◆ **Job**:
Quote every line below exactly as it reads.

---------- Input for this task ----------

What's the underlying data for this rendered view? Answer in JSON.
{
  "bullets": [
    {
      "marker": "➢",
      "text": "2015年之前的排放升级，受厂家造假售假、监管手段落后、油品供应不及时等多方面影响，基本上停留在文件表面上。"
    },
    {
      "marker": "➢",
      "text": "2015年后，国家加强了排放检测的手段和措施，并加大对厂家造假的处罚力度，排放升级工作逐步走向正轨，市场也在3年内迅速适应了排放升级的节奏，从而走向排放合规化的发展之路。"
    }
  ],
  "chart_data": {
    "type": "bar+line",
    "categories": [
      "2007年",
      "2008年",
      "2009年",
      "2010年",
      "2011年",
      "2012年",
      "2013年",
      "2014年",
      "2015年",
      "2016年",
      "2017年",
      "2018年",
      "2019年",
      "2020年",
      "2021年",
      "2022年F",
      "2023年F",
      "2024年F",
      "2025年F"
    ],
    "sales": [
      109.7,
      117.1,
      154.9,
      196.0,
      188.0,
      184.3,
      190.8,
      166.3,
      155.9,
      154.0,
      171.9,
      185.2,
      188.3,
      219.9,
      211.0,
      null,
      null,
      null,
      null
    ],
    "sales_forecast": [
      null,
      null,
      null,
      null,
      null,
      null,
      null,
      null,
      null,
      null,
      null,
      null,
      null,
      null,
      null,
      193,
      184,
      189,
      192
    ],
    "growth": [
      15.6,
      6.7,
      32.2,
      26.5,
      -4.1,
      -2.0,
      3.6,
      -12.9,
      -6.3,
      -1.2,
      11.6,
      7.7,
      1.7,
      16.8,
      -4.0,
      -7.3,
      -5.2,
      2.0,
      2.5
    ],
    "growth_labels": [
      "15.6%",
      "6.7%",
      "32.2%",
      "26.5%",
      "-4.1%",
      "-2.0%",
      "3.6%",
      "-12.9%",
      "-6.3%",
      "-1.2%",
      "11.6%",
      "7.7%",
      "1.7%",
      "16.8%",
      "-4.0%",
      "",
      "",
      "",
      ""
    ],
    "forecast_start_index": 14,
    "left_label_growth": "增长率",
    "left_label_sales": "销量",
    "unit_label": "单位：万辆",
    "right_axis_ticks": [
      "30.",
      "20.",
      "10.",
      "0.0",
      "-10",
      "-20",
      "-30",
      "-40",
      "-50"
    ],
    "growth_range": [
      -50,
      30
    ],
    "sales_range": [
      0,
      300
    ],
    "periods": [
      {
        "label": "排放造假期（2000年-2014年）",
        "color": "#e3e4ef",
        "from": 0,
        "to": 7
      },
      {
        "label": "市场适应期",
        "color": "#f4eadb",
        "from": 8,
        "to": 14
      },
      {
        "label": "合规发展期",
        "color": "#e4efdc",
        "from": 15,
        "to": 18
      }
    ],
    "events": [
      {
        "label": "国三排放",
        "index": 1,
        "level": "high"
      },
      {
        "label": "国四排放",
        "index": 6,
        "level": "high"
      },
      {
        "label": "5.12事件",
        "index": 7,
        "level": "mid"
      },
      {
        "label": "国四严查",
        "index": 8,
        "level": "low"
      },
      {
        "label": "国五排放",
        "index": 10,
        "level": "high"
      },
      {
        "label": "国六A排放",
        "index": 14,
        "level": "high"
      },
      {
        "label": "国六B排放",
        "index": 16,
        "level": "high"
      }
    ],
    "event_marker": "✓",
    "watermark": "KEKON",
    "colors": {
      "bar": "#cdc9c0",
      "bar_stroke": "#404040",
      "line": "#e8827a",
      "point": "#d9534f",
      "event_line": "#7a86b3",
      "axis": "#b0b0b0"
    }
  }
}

----------

◆ **Completed task**:
What's the underlying data for this rendered view? Answer in JSON.
{
  "bullets": [
    {
      "marker": "➢",
      "text": "2015年之前的排放升级，受厂家造假售假、监管手段落后、油品供应不及时等多方面影响，基本上停留在文件表面上。"
    },
    {
      "marker": "➢",
      "text": "2015年后，国家加强了排放检测的手段和措施，并加大对厂家造假的处罚力度，排放升级工作逐步走向正轨，市场也在3年内迅速适应了排放升级的节奏，从而走向排放合规化的发展之路。"
    }
  ],
  "chart_data": {
    "type": "bar+line",
    "categories": [
      "2007年",
      "2008年",
      "2009年",
      "2010年",
      "2011年",
      "2012年",
      "2013年",
      "2014年",
      "2015年",
      "2016年",
      "2017年",
      "2018年",
      "2019年",
      "2020年",
      "2021年",
      "2022年F",
      "2023年F",
      "2024年F",
      "2025年F"
    ],
    "sales": [
      109.7,
      117.1,
      154.9,
      196.0,
      188.0,
      184.3,
      190.8,
      166.3,
      155.9,
      154.0,
      171.9,
      185.2,
      188.3,
      219.9,
      211.0,
      null,
      null,
      null,
      null
    ],
    "sales_forecast": [
      null,
      null,
      null,
      null,
      null,
      null,
      null,
      null,
      null,
      null,
      null,
      null,
      null,
      null,
      null,
      193,
      184,
      189,
      192
    ],
    "growth": [
      15.6,
      6.7,
      32.2,
      26.5,
      -4.1,
      -2.0,
      3.6,
      -12.9,
      -6.3,
      -1.2,
      11.6,
      7.7,
      1.7,
      16.8,
      -4.0,
      -7.3,
      -5.2,
      2.0,
      2.5
    ],
    "growth_labels": [
      "15.6%",
      "6.7%",
      "32.2%",
      "26.5%",
      "-4.1%",
      "-2.0%",
      "3.6%",
      "-12.9%",
      "-6.3%",
      "-1.2%",
      "11.6%",
      "7.7%",
      "1.7%",
      "16.8%",
      "-4.0%",
      "",
      "",
      "",
      ""
    ],
    "forecast_start_index": 14,
    "left_label_growth": "增长率",
    "left_label_sales": "销量",
    "unit_label": "单位：万辆",
    "right_axis_ticks": [
      "30.",
      "20.",
      "10.",
      "0.0",
      "-10",
      "-20",
      "-30",
      "-40",
      "-50"
    ],
    "growth_range": [
      -50,
      30
    ],
    "sales_range": [
      0,
      300
    ],
    "periods": [
      {
        "label": "排放造假期（2000年-2014年）",
        "color": "#e3e4ef",
        "from": 0,
        "to": 7
      },
      {
        "label": "市场适应期",
        "color": "#f4eadb",
        "from": 8,
        "to": 14
      },
      {
        "label": "合规发展期",
        "color": "#e4efdc",
        "from": 15,
        "to": 18
      }
    ],
    "events": [
      {
        "label": "国三排放",
        "index": 1,
        "level": "high"
      },
      {
        "label": "国四排放",
        "index": 6,
        "level": "high"
      },
      {
        "label": "5.12事件",
        "index": 7,
        "level": "mid"
      },
      {
        "label": "国四严查",
        "index": 8,
        "level": "low"
      },
      {
        "label": "国五排放",
        "index": 10,
        "level": "high"
      },
      {
        "label": "国六A排放",
        "index": 14,
        "level": "high"
      },
      {
        "label": "国六B排放",
        "index": 16,
        "level": "high"
      }
    ],
    "event_marker": "✓",
    "watermark": "KEKON",
    "colors": {
      "bar": "#cdc9c0",
      "bar_stroke": "#404040",
      "line": "#e8827a",
      "point": "#d9534f",
      "event_line": "#7a86b3",
      "axis": "#b0b0b0"
    }
  }
}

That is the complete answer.